══ GIVEN INFORMATION ══

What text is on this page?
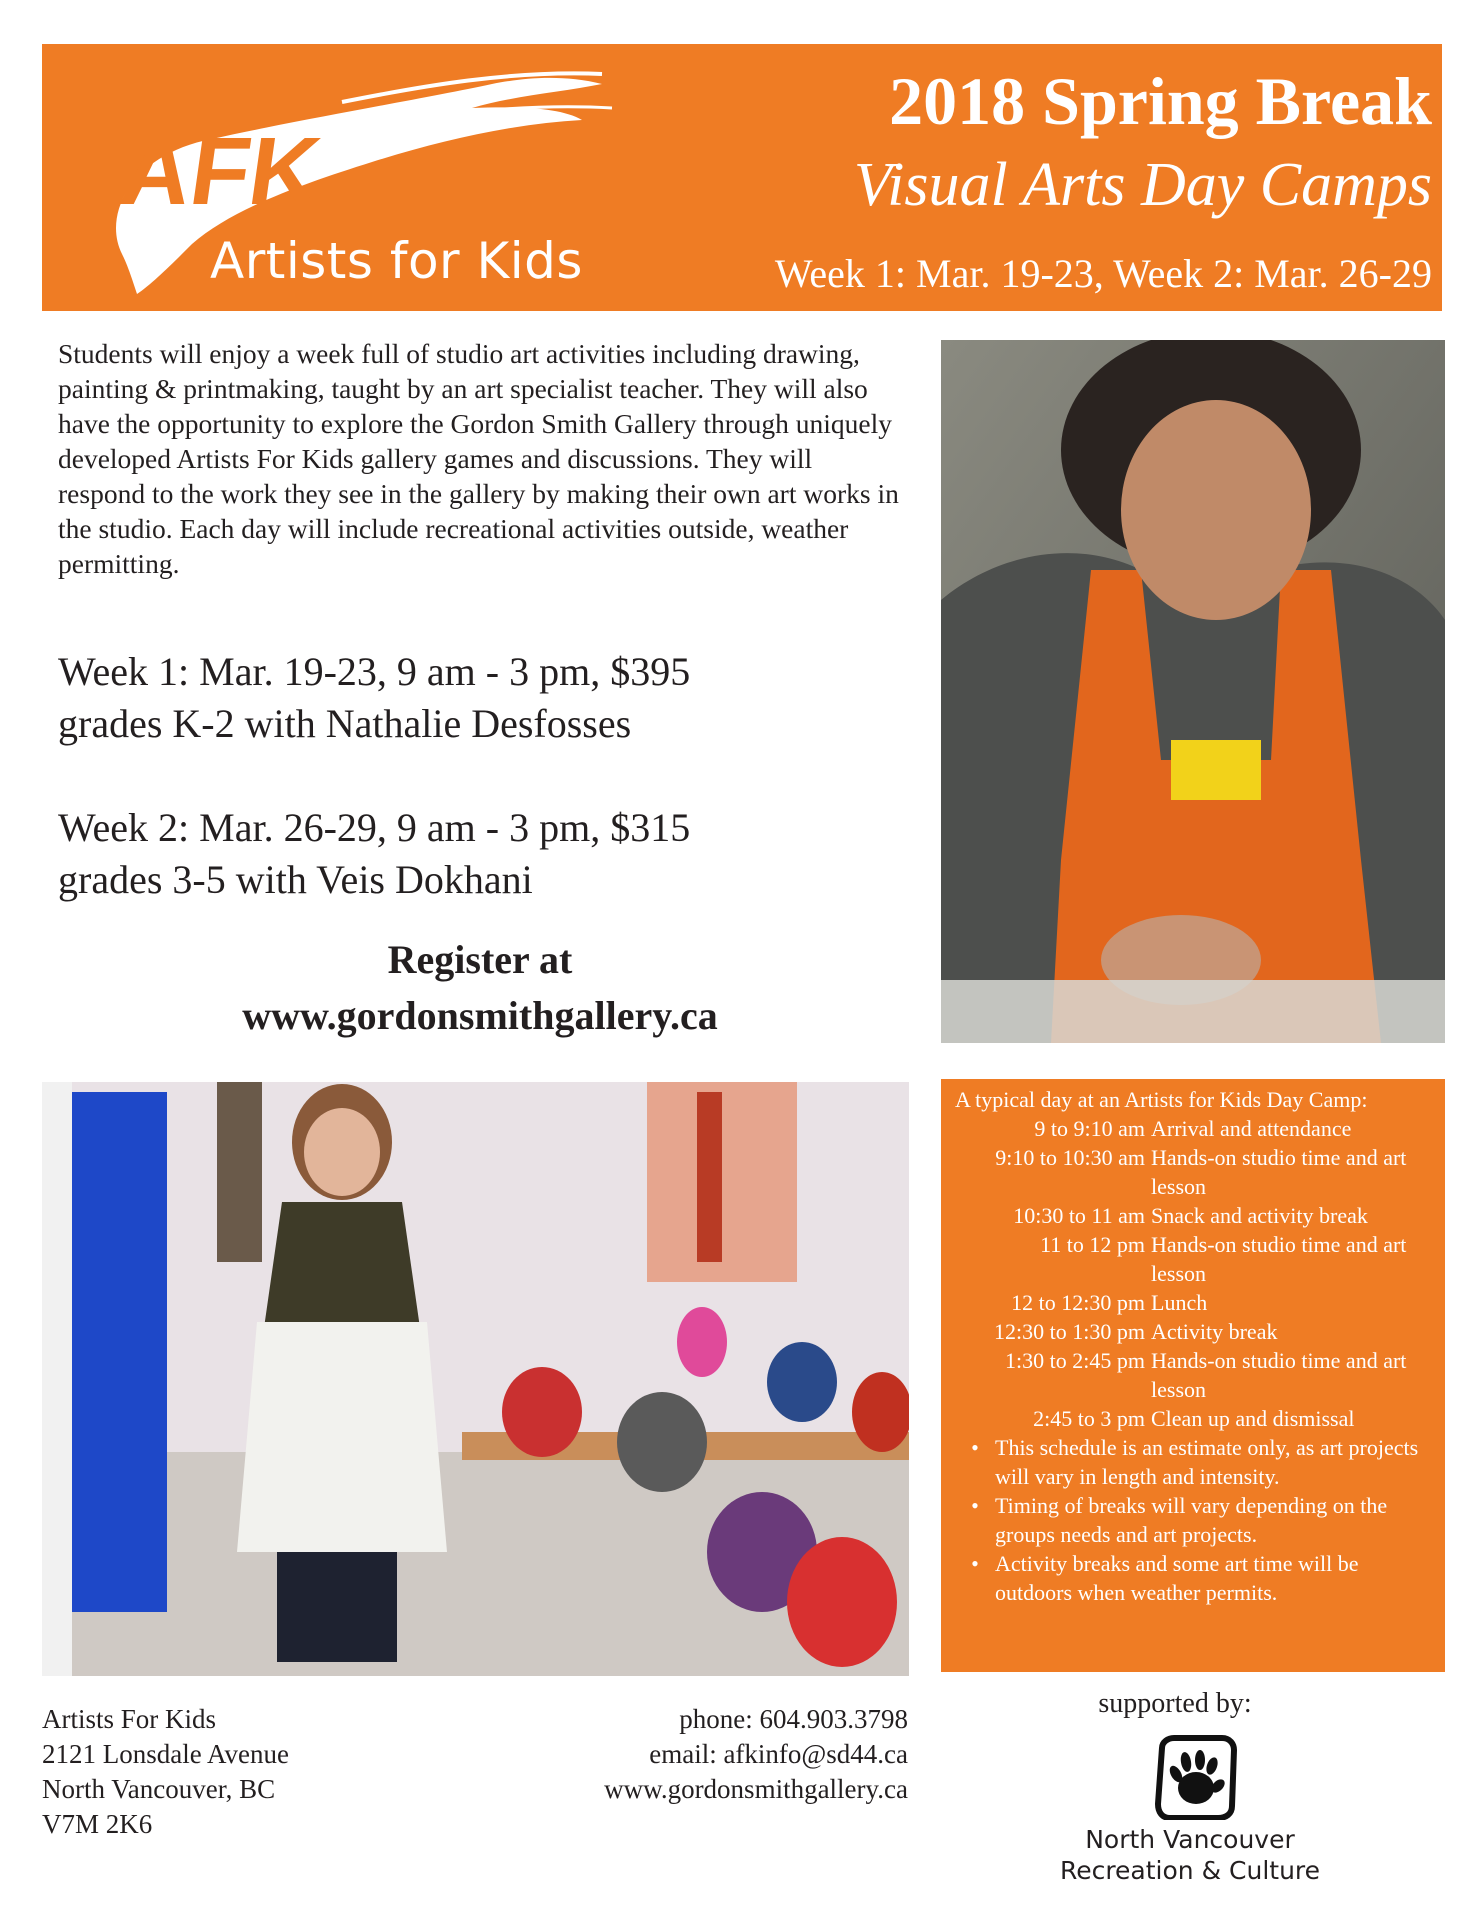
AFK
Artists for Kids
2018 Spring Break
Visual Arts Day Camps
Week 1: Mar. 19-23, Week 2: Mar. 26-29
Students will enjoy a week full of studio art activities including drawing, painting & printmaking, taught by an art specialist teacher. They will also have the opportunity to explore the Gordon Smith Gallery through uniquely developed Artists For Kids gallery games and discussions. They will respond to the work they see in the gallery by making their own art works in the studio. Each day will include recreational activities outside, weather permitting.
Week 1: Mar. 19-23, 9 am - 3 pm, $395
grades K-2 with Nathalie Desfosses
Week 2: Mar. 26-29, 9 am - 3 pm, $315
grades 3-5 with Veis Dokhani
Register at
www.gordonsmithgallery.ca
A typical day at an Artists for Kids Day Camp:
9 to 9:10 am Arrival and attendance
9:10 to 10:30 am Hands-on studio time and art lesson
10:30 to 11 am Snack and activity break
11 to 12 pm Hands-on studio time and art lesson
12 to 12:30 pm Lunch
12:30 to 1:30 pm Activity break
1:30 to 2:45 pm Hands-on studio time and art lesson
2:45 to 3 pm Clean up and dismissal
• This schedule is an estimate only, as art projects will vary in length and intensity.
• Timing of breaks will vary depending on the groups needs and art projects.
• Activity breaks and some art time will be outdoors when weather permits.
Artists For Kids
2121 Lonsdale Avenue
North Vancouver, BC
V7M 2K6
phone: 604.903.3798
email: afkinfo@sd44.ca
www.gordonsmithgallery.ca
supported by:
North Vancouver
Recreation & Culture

═══

### YOUR OBJECTIVE
From the listing above, print every entry precisely and drop the pictures.

### OUTPUT BELOW
What text is on this page?
AFK
Artists for Kids
2018 Spring Break
Visual Arts Day Camps
Week 1: Mar. 19-23, Week 2: Mar. 26-29
Students will enjoy a week full of studio art activities including drawing, painting & printmaking, taught by an art specialist teacher. They will also have the opportunity to explore the Gordon Smith Gallery through uniquely developed Artists For Kids gallery games and discussions. They will respond to the work they see in the gallery by making their own art works in the studio. Each day will include recreational activities outside, weather permitting.
Week 1: Mar. 19-23, 9 am - 3 pm, $395
grades K-2 with Nathalie Desfosses
Week 2: Mar. 26-29, 9 am - 3 pm, $315
grades 3-5 with Veis Dokhani
Register at
www.gordonsmithgallery.ca
A typical day at an Artists for Kids Day Camp:
9 to 9:10 am Arrival and attendance
9:10 to 10:30 am Hands-on studio time and art lesson
10:30 to 11 am Snack and activity break
11 to 12 pm Hands-on studio time and art lesson
12 to 12:30 pm Lunch
12:30 to 1:30 pm Activity break
1:30 to 2:45 pm Hands-on studio time and art lesson
2:45 to 3 pm Clean up and dismissal
• This schedule is an estimate only, as art projects will vary in length and intensity.
• Timing of breaks will vary depending on the groups needs and art projects.
• Activity breaks and some art time will be outdoors when weather permits.
Artists For Kids
2121 Lonsdale Avenue
North Vancouver, BC
V7M 2K6
phone: 604.903.3798
email: afkinfo@sd44.ca
www.gordonsmithgallery.ca
supported by:
North Vancouver
Recreation & Culture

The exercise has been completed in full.